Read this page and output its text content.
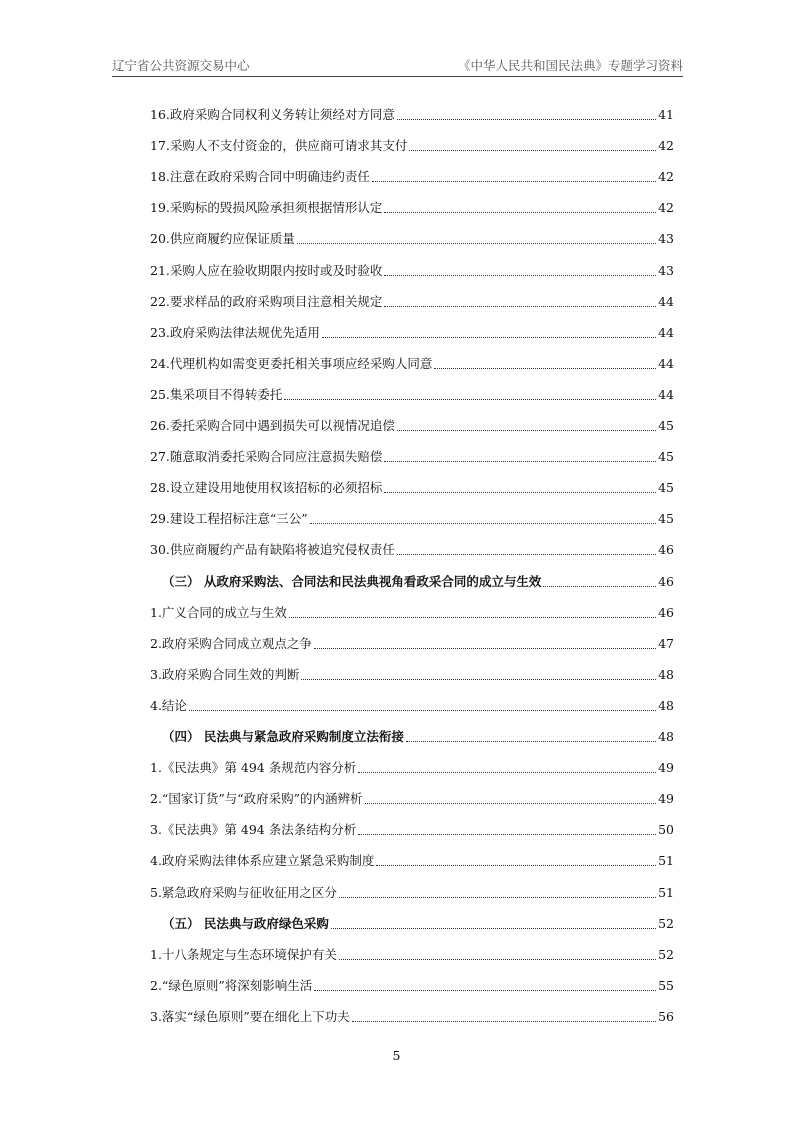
辽宁省公共资源交易中心	《中华人民共和国民法典》专题学习资料
16.政府采购合同权利义务转让须经对方同意	41
17.采购人不支付资金的，供应商可请求其支付	42
18.注意在政府采购合同中明确违约责任	42
19.采购标的毁损风险承担须根据情形认定	42
20.供应商履约应保证质量	43
21.采购人应在验收期限内按时或及时验收	43
22.要求样品的政府采购项目注意相关规定	44
23.政府采购法律法规优先适用	44
24.代理机构如需变更委托相关事项应经采购人同意	44
25.集采项目不得转委托	44
26.委托采购合同中遇到损失可以视情况追偿	45
27.随意取消委托采购合同应注意损失赔偿	45
28.设立建设用地使用权该招标的必须招标	45
29.建设工程招标注意“三公”	45
30.供应商履约产品有缺陷将被追究侵权责任	46
（三） 从政府采购法、合同法和民法典视角看政采合同的成立与生效	46
1.广义合同的成立与生效	46
2.政府采购合同成立观点之争	47
3.政府采购合同生效的判断	48
4.结论	48
（四） 民法典与紧急政府采购制度立法衔接	48
1.《民法典》第 494 条规范内容分析	49
2.“国家订货”与“政府采购”的内涵辨析	49
3.《民法典》第 494 条法条结构分析	50
4.政府采购法律体系应建立紧急采购制度	51
5.紧急政府采购与征收征用之区分	51
（五） 民法典与政府绿色采购	52
1.十八条规定与生态环境保护有关	52
2.“绿色原则”将深刻影响生活	55
3.落实“绿色原则”要在细化上下功夫	56
5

• [YOUR INSTRUCTIONS]:
From the data above, copy out every line with the string "绿色原则" in it.

• [WRITTEN ANSWER]:
2.“绿色原则”将深刻影响生活	55
3.落实“绿色原则”要在细化上下功夫	56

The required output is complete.